> **WHAT IS NEEDED**
Please print the full listing exactly.

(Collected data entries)
↓
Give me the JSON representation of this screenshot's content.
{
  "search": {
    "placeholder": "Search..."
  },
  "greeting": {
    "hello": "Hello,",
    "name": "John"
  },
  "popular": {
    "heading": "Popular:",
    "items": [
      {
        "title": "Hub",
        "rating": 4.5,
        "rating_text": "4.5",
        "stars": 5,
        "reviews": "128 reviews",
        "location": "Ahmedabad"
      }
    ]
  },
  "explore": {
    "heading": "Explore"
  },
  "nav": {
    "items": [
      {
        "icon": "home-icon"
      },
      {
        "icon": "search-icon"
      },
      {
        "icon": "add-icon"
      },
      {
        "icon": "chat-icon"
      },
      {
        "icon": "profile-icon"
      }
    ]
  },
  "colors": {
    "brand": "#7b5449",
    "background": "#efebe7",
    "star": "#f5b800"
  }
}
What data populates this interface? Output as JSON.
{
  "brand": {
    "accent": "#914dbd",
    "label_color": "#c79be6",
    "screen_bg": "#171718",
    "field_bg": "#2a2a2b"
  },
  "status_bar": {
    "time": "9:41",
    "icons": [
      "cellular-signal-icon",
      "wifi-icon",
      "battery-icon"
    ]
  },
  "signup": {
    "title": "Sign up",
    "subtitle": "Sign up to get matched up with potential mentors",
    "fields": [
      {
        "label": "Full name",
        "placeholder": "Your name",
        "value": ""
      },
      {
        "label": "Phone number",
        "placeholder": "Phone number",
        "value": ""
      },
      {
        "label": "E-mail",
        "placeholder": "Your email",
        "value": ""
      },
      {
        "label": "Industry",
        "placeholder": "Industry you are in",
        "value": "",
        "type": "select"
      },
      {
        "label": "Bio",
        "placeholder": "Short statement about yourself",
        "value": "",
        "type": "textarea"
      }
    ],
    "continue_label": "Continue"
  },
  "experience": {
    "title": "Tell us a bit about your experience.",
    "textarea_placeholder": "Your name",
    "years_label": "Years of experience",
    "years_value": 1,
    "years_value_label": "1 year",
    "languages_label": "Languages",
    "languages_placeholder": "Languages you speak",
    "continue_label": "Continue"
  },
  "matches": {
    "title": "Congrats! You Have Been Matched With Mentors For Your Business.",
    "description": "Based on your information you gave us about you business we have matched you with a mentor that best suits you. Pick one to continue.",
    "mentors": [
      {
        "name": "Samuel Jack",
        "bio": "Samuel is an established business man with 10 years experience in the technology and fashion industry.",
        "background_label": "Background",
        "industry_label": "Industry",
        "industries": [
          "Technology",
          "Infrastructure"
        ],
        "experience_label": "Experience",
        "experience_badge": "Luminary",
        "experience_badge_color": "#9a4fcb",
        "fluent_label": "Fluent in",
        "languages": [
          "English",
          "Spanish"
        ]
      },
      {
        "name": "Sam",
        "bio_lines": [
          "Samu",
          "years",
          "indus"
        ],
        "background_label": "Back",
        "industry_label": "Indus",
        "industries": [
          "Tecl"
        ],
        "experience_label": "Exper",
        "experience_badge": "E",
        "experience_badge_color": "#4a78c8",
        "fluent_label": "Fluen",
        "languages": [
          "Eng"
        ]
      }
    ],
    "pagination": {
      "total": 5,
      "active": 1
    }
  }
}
↑
> **OUTPUT OF THE EXERCISE**
Give me the JSON representation of this screenshot's content.
{
  "search": {
    "placeholder": "Search..."
  },
  "greeting": {
    "hello": "Hello,",
    "name": "John"
  },
  "popular": {
    "heading": "Popular:",
    "items": [
      {
        "title": "Hub",
        "rating": 4.5,
        "rating_text": "4.5",
        "stars": 5,
        "reviews": "128 reviews",
        "location": "Ahmedabad"
      }
    ]
  },
  "explore": {
    "heading": "Explore"
  },
  "nav": {
    "items": [
      {
        "icon": "home-icon"
      },
      {
        "icon": "search-icon"
      },
      {
        "icon": "add-icon"
      },
      {
        "icon": "chat-icon"
      },
      {
        "icon": "profile-icon"
      }
    ]
  },
  "colors": {
    "brand": "#7b5449",
    "background": "#efebe7",
    "star": "#f5b800"
  }
}
What data populates this interface? Output as JSON.
{
  "brand": {
    "accent": "#914dbd",
    "label_color": "#c79be6",
    "screen_bg": "#171718",
    "field_bg": "#2a2a2b"
  },
  "status_bar": {
    "time": "9:41",
    "icons": [
      "cellular-signal-icon",
      "wifi-icon",
      "battery-icon"
    ]
  },
  "signup": {
    "title": "Sign up",
    "subtitle": "Sign up to get matched up with potential mentors",
    "fields": [
      {
        "label": "Full name",
        "placeholder": "Your name",
        "value": ""
      },
      {
        "label": "Phone number",
        "placeholder": "Phone number",
        "value": ""
      },
      {
        "label": "E-mail",
        "placeholder": "Your email",
        "value": ""
      },
      {
        "label": "Industry",
        "placeholder": "Industry you are in",
        "value": "",
        "type": "select"
      },
      {
        "label": "Bio",
        "placeholder": "Short statement about yourself",
        "value": "",
        "type": "textarea"
      }
    ],
    "continue_label": "Continue"
  },
  "experience": {
    "title": "Tell us a bit about your experience.",
    "textarea_placeholder": "Your name",
    "years_label": "Years of experience",
    "years_value": 1,
    "years_value_label": "1 year",
    "languages_label": "Languages",
    "languages_placeholder": "Languages you speak",
    "continue_label": "Continue"
  },
  "matches": {
    "title": "Congrats! You Have Been Matched With Mentors For Your Business.",
    "description": "Based on your information you gave us about you business we have matched you with a mentor that best suits you. Pick one to continue.",
    "mentors": [
      {
        "name": "Samuel Jack",
        "bio": "Samuel is an established business man with 10 years experience in the technology and fashion industry.",
        "background_label": "Background",
        "industry_label": "Industry",
        "industries": [
          "Technology",
          "Infrastructure"
        ],
        "experience_label": "Experience",
        "experience_badge": "Luminary",
        "experience_badge_color": "#9a4fcb",
        "fluent_label": "Fluent in",
        "languages": [
          "English",
          "Spanish"
        ]
      },
      {
        "name": "Sam",
        "bio_lines": [
          "Samu",
          "years",
          "indus"
        ],
        "background_label": "Back",
        "industry_label": "Indus",
        "industries": [
          "Tecl"
        ],
        "experience_label": "Exper",
        "experience_badge": "E",
        "experience_badge_color": "#4a78c8",
        "fluent_label": "Fluen",
        "languages": [
          "Eng"
        ]
      }
    ],
    "pagination": {
      "total": 5,
      "active": 1
    }
  }
}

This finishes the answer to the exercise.